**Problem to work on**
Reproduce the material exactly, omitting nothing.

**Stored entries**
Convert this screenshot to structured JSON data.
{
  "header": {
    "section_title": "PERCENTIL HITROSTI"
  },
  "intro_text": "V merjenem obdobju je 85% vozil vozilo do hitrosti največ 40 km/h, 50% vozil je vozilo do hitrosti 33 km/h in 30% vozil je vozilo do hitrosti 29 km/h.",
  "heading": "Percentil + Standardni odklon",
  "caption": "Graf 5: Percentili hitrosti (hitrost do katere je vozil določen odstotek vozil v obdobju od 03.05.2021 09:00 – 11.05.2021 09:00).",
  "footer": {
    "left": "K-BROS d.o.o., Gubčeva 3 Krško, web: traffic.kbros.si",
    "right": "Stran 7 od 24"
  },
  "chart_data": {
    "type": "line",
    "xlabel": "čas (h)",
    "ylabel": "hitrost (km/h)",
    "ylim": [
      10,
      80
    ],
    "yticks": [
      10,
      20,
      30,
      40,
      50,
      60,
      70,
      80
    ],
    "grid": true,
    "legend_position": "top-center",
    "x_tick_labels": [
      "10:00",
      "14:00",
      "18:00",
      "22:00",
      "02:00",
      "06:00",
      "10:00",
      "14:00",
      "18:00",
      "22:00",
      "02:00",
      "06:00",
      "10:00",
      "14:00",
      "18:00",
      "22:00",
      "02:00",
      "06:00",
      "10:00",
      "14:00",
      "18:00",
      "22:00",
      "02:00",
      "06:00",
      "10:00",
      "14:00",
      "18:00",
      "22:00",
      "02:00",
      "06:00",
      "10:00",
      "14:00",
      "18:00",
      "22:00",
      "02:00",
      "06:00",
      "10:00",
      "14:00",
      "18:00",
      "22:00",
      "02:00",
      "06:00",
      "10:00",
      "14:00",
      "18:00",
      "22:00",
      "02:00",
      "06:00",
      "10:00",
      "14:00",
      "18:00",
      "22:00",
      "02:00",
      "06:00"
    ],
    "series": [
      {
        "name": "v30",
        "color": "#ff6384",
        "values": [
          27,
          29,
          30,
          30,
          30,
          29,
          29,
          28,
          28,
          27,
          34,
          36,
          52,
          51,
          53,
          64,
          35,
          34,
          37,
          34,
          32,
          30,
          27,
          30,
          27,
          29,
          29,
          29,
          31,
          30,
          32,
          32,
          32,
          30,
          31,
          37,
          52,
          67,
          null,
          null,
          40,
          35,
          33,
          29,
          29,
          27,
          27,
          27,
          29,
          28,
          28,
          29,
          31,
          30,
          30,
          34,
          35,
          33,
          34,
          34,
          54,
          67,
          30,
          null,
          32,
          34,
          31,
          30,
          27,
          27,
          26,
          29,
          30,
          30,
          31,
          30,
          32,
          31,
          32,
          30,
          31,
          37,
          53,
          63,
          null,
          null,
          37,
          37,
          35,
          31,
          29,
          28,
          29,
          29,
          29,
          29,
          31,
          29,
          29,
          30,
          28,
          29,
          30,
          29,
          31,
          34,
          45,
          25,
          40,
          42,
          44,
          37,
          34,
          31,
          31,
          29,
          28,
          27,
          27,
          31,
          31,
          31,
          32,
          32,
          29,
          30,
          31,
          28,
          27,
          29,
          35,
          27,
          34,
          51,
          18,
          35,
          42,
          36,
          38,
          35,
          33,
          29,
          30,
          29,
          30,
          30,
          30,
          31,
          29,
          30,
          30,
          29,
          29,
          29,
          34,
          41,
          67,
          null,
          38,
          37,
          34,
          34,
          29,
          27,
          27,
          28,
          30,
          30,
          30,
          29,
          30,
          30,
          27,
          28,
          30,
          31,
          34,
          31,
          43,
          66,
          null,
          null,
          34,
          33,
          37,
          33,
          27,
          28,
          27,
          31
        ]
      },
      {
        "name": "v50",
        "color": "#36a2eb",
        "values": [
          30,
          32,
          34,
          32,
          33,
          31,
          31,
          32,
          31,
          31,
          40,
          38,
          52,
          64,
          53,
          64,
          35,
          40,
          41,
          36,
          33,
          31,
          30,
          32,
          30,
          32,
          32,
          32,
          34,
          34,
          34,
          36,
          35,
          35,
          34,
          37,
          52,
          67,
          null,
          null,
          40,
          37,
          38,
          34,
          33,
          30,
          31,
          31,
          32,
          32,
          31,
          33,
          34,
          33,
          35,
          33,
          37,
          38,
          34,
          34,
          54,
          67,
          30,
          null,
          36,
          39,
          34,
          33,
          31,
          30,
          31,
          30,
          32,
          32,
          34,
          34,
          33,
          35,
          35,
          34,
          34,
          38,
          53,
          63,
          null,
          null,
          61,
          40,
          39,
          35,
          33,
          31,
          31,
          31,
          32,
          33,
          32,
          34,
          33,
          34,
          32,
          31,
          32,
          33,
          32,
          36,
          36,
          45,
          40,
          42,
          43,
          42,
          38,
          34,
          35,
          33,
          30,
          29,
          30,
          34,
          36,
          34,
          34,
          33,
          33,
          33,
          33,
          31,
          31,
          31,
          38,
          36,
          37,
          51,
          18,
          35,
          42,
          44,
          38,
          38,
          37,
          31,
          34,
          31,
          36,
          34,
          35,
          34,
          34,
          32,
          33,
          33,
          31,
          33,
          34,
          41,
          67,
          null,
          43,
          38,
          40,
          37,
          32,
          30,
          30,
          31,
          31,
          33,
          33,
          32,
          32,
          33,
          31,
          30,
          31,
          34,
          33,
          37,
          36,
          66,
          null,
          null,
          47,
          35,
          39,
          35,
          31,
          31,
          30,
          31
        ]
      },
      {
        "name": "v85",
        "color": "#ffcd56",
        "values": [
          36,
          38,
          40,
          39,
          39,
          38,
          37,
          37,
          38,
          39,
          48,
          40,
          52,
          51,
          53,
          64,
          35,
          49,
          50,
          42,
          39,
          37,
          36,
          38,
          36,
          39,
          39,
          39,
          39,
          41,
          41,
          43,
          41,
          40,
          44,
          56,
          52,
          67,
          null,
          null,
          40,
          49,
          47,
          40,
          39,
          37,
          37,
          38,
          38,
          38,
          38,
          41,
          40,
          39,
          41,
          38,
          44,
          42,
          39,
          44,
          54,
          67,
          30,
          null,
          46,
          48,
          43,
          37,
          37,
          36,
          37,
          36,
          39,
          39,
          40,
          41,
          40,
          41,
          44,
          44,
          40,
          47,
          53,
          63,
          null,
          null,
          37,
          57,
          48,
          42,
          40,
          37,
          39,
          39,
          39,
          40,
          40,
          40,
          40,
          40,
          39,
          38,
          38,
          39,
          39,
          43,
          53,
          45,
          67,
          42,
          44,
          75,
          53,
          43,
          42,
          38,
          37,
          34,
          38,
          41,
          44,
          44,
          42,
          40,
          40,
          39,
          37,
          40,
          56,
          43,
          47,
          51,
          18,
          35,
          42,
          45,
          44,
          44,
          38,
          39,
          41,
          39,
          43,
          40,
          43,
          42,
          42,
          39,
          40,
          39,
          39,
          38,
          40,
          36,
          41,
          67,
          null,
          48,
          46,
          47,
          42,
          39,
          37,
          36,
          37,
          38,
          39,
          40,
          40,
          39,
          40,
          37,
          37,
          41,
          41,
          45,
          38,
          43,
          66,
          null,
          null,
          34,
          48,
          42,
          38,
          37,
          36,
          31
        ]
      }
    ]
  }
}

**Task output**
Convert this screenshot to structured JSON data.
{
  "header": {
    "section_title": "PERCENTIL HITROSTI"
  },
  "intro_text": "V merjenem obdobju je 85% vozil vozilo do hitrosti največ 40 km/h, 50% vozil je vozilo do hitrosti 33 km/h in 30% vozil je vozilo do hitrosti 29 km/h.",
  "heading": "Percentil + Standardni odklon",
  "caption": "Graf 5: Percentili hitrosti (hitrost do katere je vozil določen odstotek vozil v obdobju od 03.05.2021 09:00 – 11.05.2021 09:00).",
  "footer": {
    "left": "K-BROS d.o.o., Gubčeva 3 Krško, web: traffic.kbros.si",
    "right": "Stran 7 od 24"
  },
  "chart_data": {
    "type": "line",
    "xlabel": "čas (h)",
    "ylabel": "hitrost (km/h)",
    "ylim": [
      10,
      80
    ],
    "yticks": [
      10,
      20,
      30,
      40,
      50,
      60,
      70,
      80
    ],
    "grid": true,
    "legend_position": "top-center",
    "x_tick_labels": [
      "10:00",
      "14:00",
      "18:00",
      "22:00",
      "02:00",
      "06:00",
      "10:00",
      "14:00",
      "18:00",
      "22:00",
      "02:00",
      "06:00",
      "10:00",
      "14:00",
      "18:00",
      "22:00",
      "02:00",
      "06:00",
      "10:00",
      "14:00",
      "18:00",
      "22:00",
      "02:00",
      "06:00",
      "10:00",
      "14:00",
      "18:00",
      "22:00",
      "02:00",
      "06:00",
      "10:00",
      "14:00",
      "18:00",
      "22:00",
      "02:00",
      "06:00",
      "10:00",
      "14:00",
      "18:00",
      "22:00",
      "02:00",
      "06:00",
      "10:00",
      "14:00",
      "18:00",
      "22:00",
      "02:00",
      "06:00",
      "10:00",
      "14:00",
      "18:00",
      "22:00",
      "02:00",
      "06:00"
    ],
    "series": [
      {
        "name": "v30",
        "color": "#ff6384",
        "values": [
          27,
          29,
          30,
          30,
          30,
          29,
          29,
          28,
          28,
          27,
          34,
          36,
          52,
          51,
          53,
          64,
          35,
          34,
          37,
          34,
          32,
          30,
          27,
          30,
          27,
          29,
          29,
          29,
          31,
          30,
          32,
          32,
          32,
          30,
          31,
          37,
          52,
          67,
          null,
          null,
          40,
          35,
          33,
          29,
          29,
          27,
          27,
          27,
          29,
          28,
          28,
          29,
          31,
          30,
          30,
          34,
          35,
          33,
          34,
          34,
          54,
          67,
          30,
          null,
          32,
          34,
          31,
          30,
          27,
          27,
          26,
          29,
          30,
          30,
          31,
          30,
          32,
          31,
          32,
          30,
          31,
          37,
          53,
          63,
          null,
          null,
          37,
          37,
          35,
          31,
          29,
          28,
          29,
          29,
          29,
          29,
          31,
          29,
          29,
          30,
          28,
          29,
          30,
          29,
          31,
          34,
          45,
          25,
          40,
          42,
          44,
          37,
          34,
          31,
          31,
          29,
          28,
          27,
          27,
          31,
          31,
          31,
          32,
          32,
          29,
          30,
          31,
          28,
          27,
          29,
          35,
          27,
          34,
          51,
          18,
          35,
          42,
          36,
          38,
          35,
          33,
          29,
          30,
          29,
          30,
          30,
          30,
          31,
          29,
          30,
          30,
          29,
          29,
          29,
          34,
          41,
          67,
          null,
          38,
          37,
          34,
          34,
          29,
          27,
          27,
          28,
          30,
          30,
          30,
          29,
          30,
          30,
          27,
          28,
          30,
          31,
          34,
          31,
          43,
          66,
          null,
          null,
          34,
          33,
          37,
          33,
          27,
          28,
          27,
          31
        ]
      },
      {
        "name": "v50",
        "color": "#36a2eb",
        "values": [
          30,
          32,
          34,
          32,
          33,
          31,
          31,
          32,
          31,
          31,
          40,
          38,
          52,
          64,
          53,
          64,
          35,
          40,
          41,
          36,
          33,
          31,
          30,
          32,
          30,
          32,
          32,
          32,
          34,
          34,
          34,
          36,
          35,
          35,
          34,
          37,
          52,
          67,
          null,
          null,
          40,
          37,
          38,
          34,
          33,
          30,
          31,
          31,
          32,
          32,
          31,
          33,
          34,
          33,
          35,
          33,
          37,
          38,
          34,
          34,
          54,
          67,
          30,
          null,
          36,
          39,
          34,
          33,
          31,
          30,
          31,
          30,
          32,
          32,
          34,
          34,
          33,
          35,
          35,
          34,
          34,
          38,
          53,
          63,
          null,
          null,
          61,
          40,
          39,
          35,
          33,
          31,
          31,
          31,
          32,
          33,
          32,
          34,
          33,
          34,
          32,
          31,
          32,
          33,
          32,
          36,
          36,
          45,
          40,
          42,
          43,
          42,
          38,
          34,
          35,
          33,
          30,
          29,
          30,
          34,
          36,
          34,
          34,
          33,
          33,
          33,
          33,
          31,
          31,
          31,
          38,
          36,
          37,
          51,
          18,
          35,
          42,
          44,
          38,
          38,
          37,
          31,
          34,
          31,
          36,
          34,
          35,
          34,
          34,
          32,
          33,
          33,
          31,
          33,
          34,
          41,
          67,
          null,
          43,
          38,
          40,
          37,
          32,
          30,
          30,
          31,
          31,
          33,
          33,
          32,
          32,
          33,
          31,
          30,
          31,
          34,
          33,
          37,
          36,
          66,
          null,
          null,
          47,
          35,
          39,
          35,
          31,
          31,
          30,
          31
        ]
      },
      {
        "name": "v85",
        "color": "#ffcd56",
        "values": [
          36,
          38,
          40,
          39,
          39,
          38,
          37,
          37,
          38,
          39,
          48,
          40,
          52,
          51,
          53,
          64,
          35,
          49,
          50,
          42,
          39,
          37,
          36,
          38,
          36,
          39,
          39,
          39,
          39,
          41,
          41,
          43,
          41,
          40,
          44,
          56,
          52,
          67,
          null,
          null,
          40,
          49,
          47,
          40,
          39,
          37,
          37,
          38,
          38,
          38,
          38,
          41,
          40,
          39,
          41,
          38,
          44,
          42,
          39,
          44,
          54,
          67,
          30,
          null,
          46,
          48,
          43,
          37,
          37,
          36,
          37,
          36,
          39,
          39,
          40,
          41,
          40,
          41,
          44,
          44,
          40,
          47,
          53,
          63,
          null,
          null,
          37,
          57,
          48,
          42,
          40,
          37,
          39,
          39,
          39,
          40,
          40,
          40,
          40,
          40,
          39,
          38,
          38,
          39,
          39,
          43,
          53,
          45,
          67,
          42,
          44,
          75,
          53,
          43,
          42,
          38,
          37,
          34,
          38,
          41,
          44,
          44,
          42,
          40,
          40,
          39,
          37,
          40,
          56,
          43,
          47,
          51,
          18,
          35,
          42,
          45,
          44,
          44,
          38,
          39,
          41,
          39,
          43,
          40,
          43,
          42,
          42,
          39,
          40,
          39,
          39,
          38,
          40,
          36,
          41,
          67,
          null,
          48,
          46,
          47,
          42,
          39,
          37,
          36,
          37,
          38,
          39,
          40,
          40,
          39,
          40,
          37,
          37,
          41,
          41,
          45,
          38,
          43,
          66,
          null,
          null,
          34,
          48,
          42,
          38,
          37,
          36,
          31
        ]
      }
    ]
  }
}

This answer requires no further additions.